● **GOAL**
Copy nothing but the text: reproduce each line of the listing exactly and leave the pictures out.

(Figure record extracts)
______________________________
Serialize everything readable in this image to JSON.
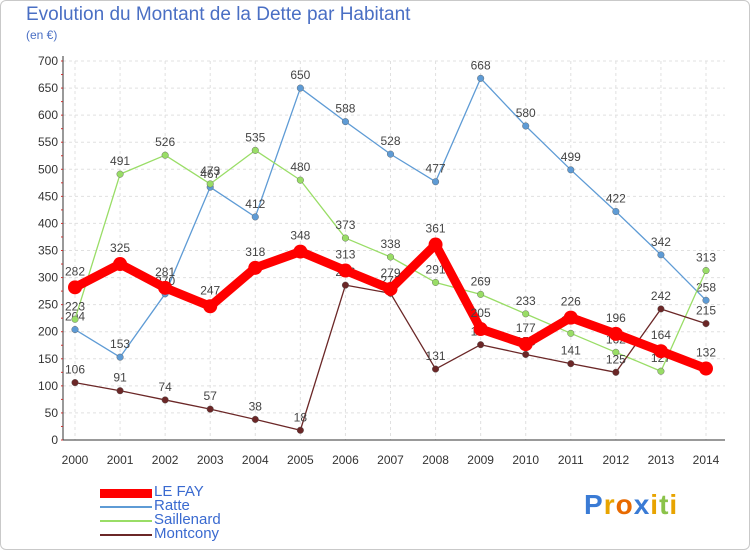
{
  "chart_data": {
    "type": "line",
    "title": "Evolution du Montant de la Dette par Habitant",
    "subtitle": "(en €)",
    "xlabel": "",
    "ylabel": "",
    "x": [
      "2000",
      "2001",
      "2002",
      "2003",
      "2004",
      "2005",
      "2006",
      "2007",
      "2008",
      "2009",
      "2010",
      "2011",
      "2012",
      "2013",
      "2014"
    ],
    "ylim": [
      0,
      700
    ],
    "yticks": [
      "0",
      "50",
      "100",
      "150",
      "200",
      "250",
      "300",
      "350",
      "400",
      "450",
      "500",
      "550",
      "600",
      "650",
      "700"
    ],
    "grid": true,
    "legend_position": "bottom-left",
    "series": [
      {
        "name": "LE FAY",
        "color": "#ff0000",
        "values": [
          282,
          325,
          281,
          247,
          318,
          348,
          313,
          279,
          361,
          205,
          177,
          226,
          196,
          164,
          132
        ]
      },
      {
        "name": "Ratte",
        "color": "#5e9bd5",
        "values": [
          204,
          153,
          270,
          467,
          412,
          650,
          588,
          528,
          477,
          668,
          580,
          499,
          422,
          342,
          258
        ]
      },
      {
        "name": "Saillenard",
        "color": "#99dd66",
        "values": [
          223,
          491,
          526,
          473,
          535,
          480,
          373,
          338,
          291,
          269,
          233,
          197,
          162,
          127,
          313
        ]
      },
      {
        "name": "Montcony",
        "color": "#6b2727",
        "values": [
          106,
          91,
          74,
          57,
          38,
          18,
          286,
          271,
          131,
          176,
          158,
          141,
          125,
          242,
          215
        ]
      }
    ]
  },
  "logo": {
    "letters": [
      "P",
      "r",
      "o",
      "x",
      "i",
      "t",
      "i"
    ],
    "colors": [
      "#3a7bd5",
      "#e8a400",
      "#e86a00",
      "#3a7bd5",
      "#e8a400",
      "#8bc34a",
      "#e8a400"
    ]
  }
}
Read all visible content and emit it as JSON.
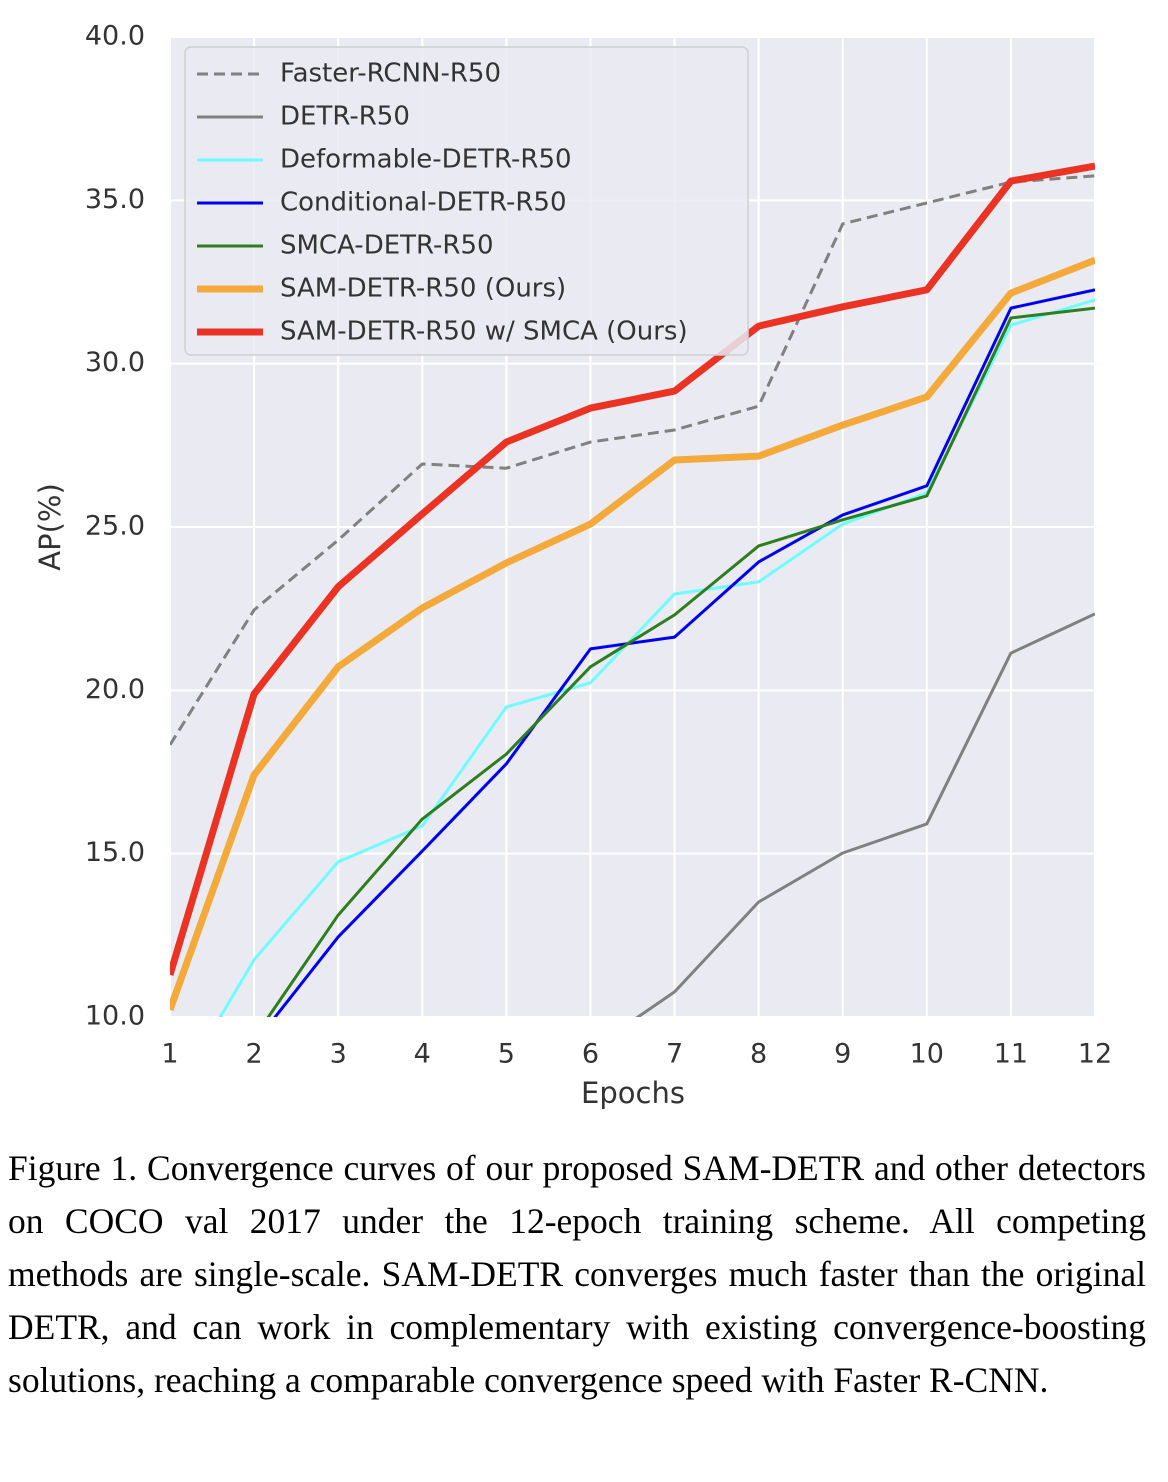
{
  "chart_data": {
    "type": "line",
    "x_label": "Epochs",
    "y_label": "AP(%)",
    "x": [
      1,
      2,
      3,
      4,
      5,
      6,
      7,
      8,
      9,
      10,
      11,
      12
    ],
    "xlim": [
      1,
      12
    ],
    "xticks": [
      1,
      2,
      3,
      4,
      5,
      6,
      7,
      8,
      9,
      10,
      11,
      12
    ],
    "ylim": [
      10,
      40
    ],
    "yticks": [
      {
        "value": 10,
        "label": "10.0"
      },
      {
        "value": 15,
        "label": "15.0"
      },
      {
        "value": 20,
        "label": "20.0"
      },
      {
        "value": 25,
        "label": "25.0"
      },
      {
        "value": 30,
        "label": "30.0"
      },
      {
        "value": 35,
        "label": "35.0"
      },
      {
        "value": 40,
        "label": "40.0"
      }
    ],
    "grid": true,
    "legend": "upper left",
    "series": [
      {
        "name": "Faster-RCNN-R50",
        "color": "#808080",
        "linestyle": "dashed",
        "values": [
          18.33,
          22.46,
          24.6,
          26.93,
          26.8,
          27.6,
          27.97,
          28.7,
          34.28,
          34.92,
          35.56,
          35.75
        ]
      },
      {
        "name": "DETR-R50",
        "color": "#808080",
        "values": [
          null,
          null,
          null,
          null,
          null,
          9.0,
          10.77,
          13.52,
          15.02,
          15.91,
          21.14,
          22.34
        ]
      },
      {
        "name": "Deformable-DETR-R50",
        "color": "#6ffcff",
        "values": [
          7.4,
          11.75,
          14.75,
          15.85,
          19.49,
          20.23,
          22.95,
          23.32,
          25.09,
          26.04,
          31.18,
          31.95
        ]
      },
      {
        "name": "Conditional-DETR-R50",
        "color": "#0000ee",
        "values": [
          null,
          9.18,
          12.45,
          15.08,
          17.75,
          21.27,
          21.63,
          23.93,
          25.37,
          26.26,
          31.7,
          32.26
        ]
      },
      {
        "name": "SMCA-DETR-R50",
        "color": "#2e7d1e",
        "values": [
          null,
          9.36,
          13.12,
          16.06,
          18.05,
          20.72,
          22.31,
          24.42,
          25.22,
          25.95,
          31.4,
          31.7
        ]
      },
      {
        "name": "SAM-DETR-R50 (Ours)",
        "color": "#f4a93b",
        "values": [
          10.22,
          17.41,
          20.72,
          22.52,
          23.9,
          25.09,
          27.05,
          27.17,
          28.12,
          28.98,
          32.16,
          33.17
        ]
      },
      {
        "name": "SAM-DETR-R50 w/ SMCA (Ours)",
        "color": "#ea3323",
        "values": [
          11.29,
          19.89,
          23.17,
          25.4,
          27.6,
          28.64,
          29.16,
          31.15,
          31.74,
          32.26,
          35.59,
          36.05
        ]
      }
    ],
    "caption": "Figure 1.  Convergence curves of our proposed SAM-DETR and other detectors on COCO val 2017 under the 12-epoch training scheme.  All competing methods are single-scale.  SAM-DETR converges much faster than the original DETR, and can work in complementary with existing convergence-boosting solutions, reaching a comparable convergence speed with Faster R-CNN."
  }
}
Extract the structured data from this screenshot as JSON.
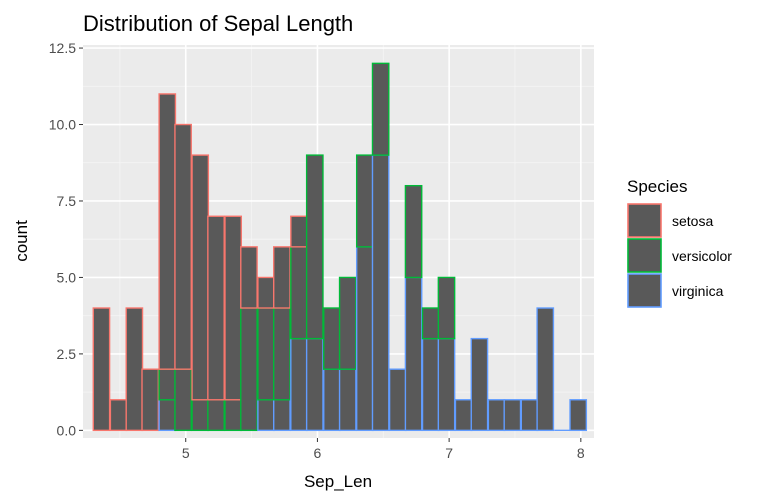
______________________________
● **OUTPUT FOR THIS EXERCISE**
Serialize everything readable in this image to JSON.
{
  "chart_data": {
    "type": "line",
    "title": "Evolution du Montant de la Dette par Habitant",
    "subtitle": "(en €)",
    "xlabel": "",
    "ylabel": "",
    "x": [
      "2000",
      "2001",
      "2002",
      "2003",
      "2004",
      "2005",
      "2006",
      "2007",
      "2008",
      "2009",
      "2010",
      "2011",
      "2012",
      "2013",
      "2014"
    ],
    "ylim": [
      0,
      700
    ],
    "yticks": [
      "0",
      "50",
      "100",
      "150",
      "200",
      "250",
      "300",
      "350",
      "400",
      "450",
      "500",
      "550",
      "600",
      "650",
      "700"
    ],
    "grid": true,
    "legend_position": "bottom-left",
    "series": [
      {
        "name": "LE FAY",
        "color": "#ff0000",
        "values": [
          282,
          325,
          281,
          247,
          318,
          348,
          313,
          279,
          361,
          205,
          177,
          226,
          196,
          164,
          132
        ]
      },
      {
        "name": "Ratte",
        "color": "#5e9bd5",
        "values": [
          204,
          153,
          270,
          467,
          412,
          650,
          588,
          528,
          477,
          668,
          580,
          499,
          422,
          342,
          258
        ]
      },
      {
        "name": "Saillenard",
        "color": "#99dd66",
        "values": [
          223,
          491,
          526,
          473,
          535,
          480,
          373,
          338,
          291,
          269,
          233,
          197,
          162,
          127,
          313
        ]
      },
      {
        "name": "Montcony",
        "color": "#6b2727",
        "values": [
          106,
          91,
          74,
          57,
          38,
          18,
          286,
          271,
          131,
          176,
          158,
          141,
          125,
          242,
          215
        ]
      }
    ]
  },
  "logo": {
    "letters": [
      "P",
      "r",
      "o",
      "x",
      "i",
      "t",
      "i"
    ],
    "colors": [
      "#3a7bd5",
      "#e8a400",
      "#e86a00",
      "#3a7bd5",
      "#e8a400",
      "#8bc34a",
      "#e8a400"
    ]
  }
}
Read all visible content and emit it as JSON.
{
  "chart_data": {
    "type": "line",
    "x_label": "Epochs",
    "y_label": "AP(%)",
    "x": [
      1,
      2,
      3,
      4,
      5,
      6,
      7,
      8,
      9,
      10,
      11,
      12
    ],
    "xlim": [
      1,
      12
    ],
    "xticks": [
      1,
      2,
      3,
      4,
      5,
      6,
      7,
      8,
      9,
      10,
      11,
      12
    ],
    "ylim": [
      10,
      40
    ],
    "yticks": [
      {
        "value": 10,
        "label": "10.0"
      },
      {
        "value": 15,
        "label": "15.0"
      },
      {
        "value": 20,
        "label": "20.0"
      },
      {
        "value": 25,
        "label": "25.0"
      },
      {
        "value": 30,
        "label": "30.0"
      },
      {
        "value": 35,
        "label": "35.0"
      },
      {
        "value": 40,
        "label": "40.0"
      }
    ],
    "grid": true,
    "legend": "upper left",
    "series": [
      {
        "name": "Faster-RCNN-R50",
        "color": "#808080",
        "linestyle": "dashed",
        "values": [
          18.33,
          22.46,
          24.6,
          26.93,
          26.8,
          27.6,
          27.97,
          28.7,
          34.28,
          34.92,
          35.56,
          35.75
        ]
      },
      {
        "name": "DETR-R50",
        "color": "#808080",
        "values": [
          null,
          null,
          null,
          null,
          null,
          9.0,
          10.77,
          13.52,
          15.02,
          15.91,
          21.14,
          22.34
        ]
      },
      {
        "name": "Deformable-DETR-R50",
        "color": "#6ffcff",
        "values": [
          7.4,
          11.75,
          14.75,
          15.85,
          19.49,
          20.23,
          22.95,
          23.32,
          25.09,
          26.04,
          31.18,
          31.95
        ]
      },
      {
        "name": "Conditional-DETR-R50",
        "color": "#0000ee",
        "values": [
          null,
          9.18,
          12.45,
          15.08,
          17.75,
          21.27,
          21.63,
          23.93,
          25.37,
          26.26,
          31.7,
          32.26
        ]
      },
      {
        "name": "SMCA-DETR-R50",
        "color": "#2e7d1e",
        "values": [
          null,
          9.36,
          13.12,
          16.06,
          18.05,
          20.72,
          22.31,
          24.42,
          25.22,
          25.95,
          31.4,
          31.7
        ]
      },
      {
        "name": "SAM-DETR-R50 (Ours)",
        "color": "#f4a93b",
        "values": [
          10.22,
          17.41,
          20.72,
          22.52,
          23.9,
          25.09,
          27.05,
          27.17,
          28.12,
          28.98,
          32.16,
          33.17
        ]
      },
      {
        "name": "SAM-DETR-R50 w/ SMCA (Ours)",
        "color": "#ea3323",
        "values": [
          11.29,
          19.89,
          23.17,
          25.4,
          27.6,
          28.64,
          29.16,
          31.15,
          31.74,
          32.26,
          35.59,
          36.05
        ]
      }
    ],
    "caption": "Figure 1.  Convergence curves of our proposed SAM-DETR and other detectors on COCO val 2017 under the 12-epoch training scheme.  All competing methods are single-scale.  SAM-DETR converges much faster than the original DETR, and can work in complementary with existing convergence-boosting solutions, reaching a comparable convergence speed with Faster R-CNN."
  }
}
Extract the structured data from this screenshot as JSON.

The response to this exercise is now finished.